▶ ФРАГМЕНТ СТРАНИЦЫ
# # #
Среди жанров литературы наиболее подвижным и изменчивым, несомненно, является жанр малой прозы. В начале ХХ века (1900-1920гг.) во многих странах именно он приковывает к себе внимание ряда писателей. Их привлекает прежде всего относительная свобода этого жанра и как следствие возможность экспериментировать с ним. Так, в рамках английской новеллистики, сравнительно молодой на тот момент, в это время появляются рассказы Сомерсета Моэма, Кэтрин Мэнсфилд, Джеймса Джойса, Вирджинии Вулф и других. С именем каждого из них так или иначе связан новый этап в развитии жанра короткого рассказа. Кроме того, практически все они в различных своих работах (статьях, предисловиях, размышлениях персонажей, эссе) пытаются создать теорию жанра. Иными словами, английские новеллисты стремились одновременно стать и теоретиками, и практиками. Не стала исключением и продолжала эту своего рода традицию англо-ирландская писательница Элизабет Боуэн (1899-1973), автор шести сборников рассказов, десяти романов и многочисленных эссе.
Судьба ее творческого наследия очень своеобразна. Как отмечает Рене Хугланд в своей работе «A Elizabeth Bowen: Reputation in Writing», при жизни Боуэн была одной из самых уважаемых писательниц, но после ее смерти в 1973 году ее имя было забыто. Правда, вскоре интерес к ней возобновился. Причиной этого стало то, что читатели восприняли ее как феминистку, хотя сама Боуэн считала себя прежде писателем, а потом уже женщиной [7, с. 11]. Тем не менее до сих пор в английском литературоведении нет однозначной оценки ее творчества. В русском же оно практически неизвестно. В России переведен только один сборник ее рассказов, сопровождаемый вступительной статьей И. Левидовой, ставшей единственной на сегодняшний день попыткой оценить творчество писательницы.
# # #
▶ СОХРАНЁННЫЕ ДАННЫЕ
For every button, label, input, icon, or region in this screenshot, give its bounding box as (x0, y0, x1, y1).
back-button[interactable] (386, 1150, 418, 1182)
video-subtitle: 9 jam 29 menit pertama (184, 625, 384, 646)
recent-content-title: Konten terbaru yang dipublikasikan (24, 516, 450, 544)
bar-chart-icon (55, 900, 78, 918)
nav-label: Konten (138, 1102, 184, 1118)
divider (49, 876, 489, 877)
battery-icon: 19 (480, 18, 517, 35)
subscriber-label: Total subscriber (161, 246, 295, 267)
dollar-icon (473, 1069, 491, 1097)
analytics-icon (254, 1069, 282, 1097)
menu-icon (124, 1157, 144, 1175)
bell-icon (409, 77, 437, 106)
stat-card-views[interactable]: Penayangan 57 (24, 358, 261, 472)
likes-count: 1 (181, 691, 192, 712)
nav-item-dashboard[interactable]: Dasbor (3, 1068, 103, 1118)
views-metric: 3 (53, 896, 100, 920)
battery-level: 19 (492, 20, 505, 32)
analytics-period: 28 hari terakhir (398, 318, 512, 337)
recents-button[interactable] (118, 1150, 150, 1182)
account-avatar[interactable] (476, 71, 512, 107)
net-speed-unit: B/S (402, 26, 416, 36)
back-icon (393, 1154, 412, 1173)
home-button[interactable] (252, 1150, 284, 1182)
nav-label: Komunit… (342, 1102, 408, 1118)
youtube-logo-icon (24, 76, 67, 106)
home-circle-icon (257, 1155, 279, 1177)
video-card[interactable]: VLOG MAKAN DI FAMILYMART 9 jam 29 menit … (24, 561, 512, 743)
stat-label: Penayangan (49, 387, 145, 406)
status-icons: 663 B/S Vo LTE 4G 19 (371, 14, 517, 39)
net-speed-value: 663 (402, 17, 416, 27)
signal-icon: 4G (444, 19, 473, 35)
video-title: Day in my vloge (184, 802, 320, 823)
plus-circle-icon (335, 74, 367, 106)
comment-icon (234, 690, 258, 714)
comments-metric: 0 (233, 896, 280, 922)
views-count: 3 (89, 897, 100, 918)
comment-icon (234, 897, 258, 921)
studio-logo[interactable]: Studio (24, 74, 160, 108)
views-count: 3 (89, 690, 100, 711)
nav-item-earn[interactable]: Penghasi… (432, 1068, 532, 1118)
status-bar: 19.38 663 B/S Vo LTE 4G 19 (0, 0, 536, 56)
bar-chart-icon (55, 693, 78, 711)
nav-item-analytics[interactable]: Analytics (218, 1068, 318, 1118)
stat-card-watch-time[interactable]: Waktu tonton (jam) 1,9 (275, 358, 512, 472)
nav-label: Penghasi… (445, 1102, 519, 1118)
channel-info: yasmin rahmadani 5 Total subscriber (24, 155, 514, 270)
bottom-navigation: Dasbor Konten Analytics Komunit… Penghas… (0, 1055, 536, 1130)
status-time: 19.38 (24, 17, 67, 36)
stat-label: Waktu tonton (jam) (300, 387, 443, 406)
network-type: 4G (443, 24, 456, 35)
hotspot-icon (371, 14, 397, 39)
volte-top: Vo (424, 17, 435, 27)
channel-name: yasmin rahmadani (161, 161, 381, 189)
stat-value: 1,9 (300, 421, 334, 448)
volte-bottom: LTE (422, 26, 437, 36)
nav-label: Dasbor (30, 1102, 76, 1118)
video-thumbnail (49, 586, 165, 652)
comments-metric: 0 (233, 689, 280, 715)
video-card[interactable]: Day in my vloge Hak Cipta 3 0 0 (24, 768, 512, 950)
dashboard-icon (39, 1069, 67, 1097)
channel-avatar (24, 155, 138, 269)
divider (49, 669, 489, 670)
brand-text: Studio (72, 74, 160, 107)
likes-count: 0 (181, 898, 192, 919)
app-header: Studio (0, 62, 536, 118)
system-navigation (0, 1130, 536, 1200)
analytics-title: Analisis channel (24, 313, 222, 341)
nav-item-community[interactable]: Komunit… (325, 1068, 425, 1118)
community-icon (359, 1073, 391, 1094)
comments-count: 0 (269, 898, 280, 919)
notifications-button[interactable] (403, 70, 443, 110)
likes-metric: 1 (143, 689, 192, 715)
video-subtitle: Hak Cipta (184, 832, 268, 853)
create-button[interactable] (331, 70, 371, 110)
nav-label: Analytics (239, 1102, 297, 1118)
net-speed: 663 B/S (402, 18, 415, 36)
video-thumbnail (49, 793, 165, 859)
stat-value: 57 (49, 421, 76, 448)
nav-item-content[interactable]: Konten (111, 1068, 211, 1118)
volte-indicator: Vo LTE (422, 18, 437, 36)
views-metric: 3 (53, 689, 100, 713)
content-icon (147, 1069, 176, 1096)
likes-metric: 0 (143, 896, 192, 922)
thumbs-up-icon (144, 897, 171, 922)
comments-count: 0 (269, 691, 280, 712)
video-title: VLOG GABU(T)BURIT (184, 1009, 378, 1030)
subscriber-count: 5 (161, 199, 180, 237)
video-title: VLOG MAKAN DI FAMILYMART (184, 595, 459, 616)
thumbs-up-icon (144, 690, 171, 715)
# # #
▶ ЗАДАНИЯ
a) Измените отрывок текста об Элизабет Боуэн от слов «Судьба ее творческого» до слов «оценить творчество писательницы.» включительно, заменив «переведен» на «издан».
b) Продолжите текст об Элизабет Боуэн с того места, где он заканчивается.
Данные никак не связаны с текстом об Элизабет Боуэн.

▶ ОТВЕТЫ К ЗАДАНИЯМ
a)
Судьба ее творческого наследия очень своеобразна. Как отмечает Рене Хугланд в своей работе «A Elizabeth Bowen: Reputation in Writing», при жизни Боуэн была одной из самых уважаемых писательниц, но после ее смерти в 1973 году ее имя было забыто. Правда, вскоре интерес к ней возобновился. Причиной этого стало то, что читатели восприняли ее как феминистку, хотя сама Боуэн считала себя прежде писателем, а потом уже женщиной [7, с. 11]. Тем не менее до сих пор в английском литературоведении нет однозначной оценки ее творчества. В русском же оно практически неизвестно. В России издан только один сборник ее рассказов, сопровождаемый вступительной статьей И. Левидовой, ставшей единственной на сегодняшний день попыткой оценить творчество писательницы.

b)
В целом, когда исследователи говорят об Элизабет Боуэн, часто звучит слово «странный». Так, Мауд Эллманн в своей книге «The Shadow across the Page» называет англо-ирландскую писательницу одной из прекраснейших писательниц ХХ века, но в то же время одной из самых странных [6, с. 9]. И на самом деле ее творчество при внешней легкости и «обтекаемости» загадочно и неопределенно. Особенно это касается ее рассказов таких, как «№16», «Шторм», «Таинственный Кер», «На площади», «Соловей» и других. Именно их можно отнести к разряду «исключительно боуэновских». Анализировать и трактовать эти произведения с позиции традиционного определения жанра новеллы (или рассказа – в данной работе мы будем использовать эти термины как синонимы) весьма затруднительно. Своеобразным ключом к их пониманию являются многочисленные предисловия писательницы к своим сборникам, где она формулирует свои эстетические представления в рамках жанра малой прозы. При этом следует отметить, что все ее высказывания трудно свести к теории. Это скорее «свободные» реплики и замечания.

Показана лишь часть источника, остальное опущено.